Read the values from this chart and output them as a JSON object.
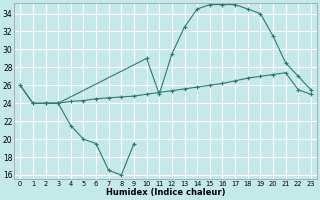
{
  "xlabel": "Humidex (Indice chaleur)",
  "bg_color": "#c5e8e8",
  "grid_color": "#ffffff",
  "line_color": "#2d7a72",
  "xlim_min": -0.5,
  "xlim_max": 23.5,
  "ylim_min": 15.5,
  "ylim_max": 35.2,
  "yticks": [
    16,
    18,
    20,
    22,
    24,
    26,
    28,
    30,
    32,
    34
  ],
  "xticks": [
    0,
    1,
    2,
    3,
    4,
    5,
    6,
    7,
    8,
    9,
    10,
    11,
    12,
    13,
    14,
    15,
    16,
    17,
    18,
    19,
    20,
    21,
    22,
    23
  ],
  "series1_x": [
    0,
    1,
    2,
    3,
    4,
    5,
    6,
    7,
    8,
    9,
    10,
    11,
    12,
    13,
    14,
    15,
    16,
    17,
    18,
    19,
    20,
    21,
    22,
    23
  ],
  "series1_y": [
    26.0,
    24.0,
    24.0,
    24.0,
    24.2,
    24.3,
    24.5,
    24.6,
    24.7,
    24.8,
    25.0,
    25.2,
    25.4,
    25.6,
    25.8,
    26.0,
    26.2,
    26.5,
    26.8,
    27.0,
    27.2,
    27.4,
    25.5,
    25.0
  ],
  "series2_x": [
    0,
    1,
    2,
    3,
    10,
    11,
    12,
    13,
    14,
    15,
    16,
    17,
    18,
    19,
    20,
    21,
    22,
    23
  ],
  "series2_y": [
    26.0,
    24.0,
    24.0,
    24.0,
    29.0,
    25.0,
    29.5,
    32.5,
    34.5,
    35.0,
    35.0,
    35.0,
    34.5,
    34.0,
    31.5,
    28.5,
    27.0,
    25.5
  ],
  "series3_x": [
    2,
    3,
    4,
    5,
    6,
    7,
    8,
    9
  ],
  "series3_y": [
    24.0,
    24.0,
    21.5,
    20.0,
    19.5,
    16.5,
    16.0,
    19.5
  ]
}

AIM OF THE TASK
Transcribe every line in the entries above, taking out only the images.

TASK SOLUTION
Read the values from this chart and output them as a JSON object.
{
  "xlabel": "Humidex (Indice chaleur)",
  "bg_color": "#c5e8e8",
  "grid_color": "#ffffff",
  "line_color": "#2d7a72",
  "xlim_min": -0.5,
  "xlim_max": 23.5,
  "ylim_min": 15.5,
  "ylim_max": 35.2,
  "yticks": [
    16,
    18,
    20,
    22,
    24,
    26,
    28,
    30,
    32,
    34
  ],
  "xticks": [
    0,
    1,
    2,
    3,
    4,
    5,
    6,
    7,
    8,
    9,
    10,
    11,
    12,
    13,
    14,
    15,
    16,
    17,
    18,
    19,
    20,
    21,
    22,
    23
  ],
  "series1_x": [
    0,
    1,
    2,
    3,
    4,
    5,
    6,
    7,
    8,
    9,
    10,
    11,
    12,
    13,
    14,
    15,
    16,
    17,
    18,
    19,
    20,
    21,
    22,
    23
  ],
  "series1_y": [
    26.0,
    24.0,
    24.0,
    24.0,
    24.2,
    24.3,
    24.5,
    24.6,
    24.7,
    24.8,
    25.0,
    25.2,
    25.4,
    25.6,
    25.8,
    26.0,
    26.2,
    26.5,
    26.8,
    27.0,
    27.2,
    27.4,
    25.5,
    25.0
  ],
  "series2_x": [
    0,
    1,
    2,
    3,
    10,
    11,
    12,
    13,
    14,
    15,
    16,
    17,
    18,
    19,
    20,
    21,
    22,
    23
  ],
  "series2_y": [
    26.0,
    24.0,
    24.0,
    24.0,
    29.0,
    25.0,
    29.5,
    32.5,
    34.5,
    35.0,
    35.0,
    35.0,
    34.5,
    34.0,
    31.5,
    28.5,
    27.0,
    25.5
  ],
  "series3_x": [
    2,
    3,
    4,
    5,
    6,
    7,
    8,
    9
  ],
  "series3_y": [
    24.0,
    24.0,
    21.5,
    20.0,
    19.5,
    16.5,
    16.0,
    19.5
  ]
}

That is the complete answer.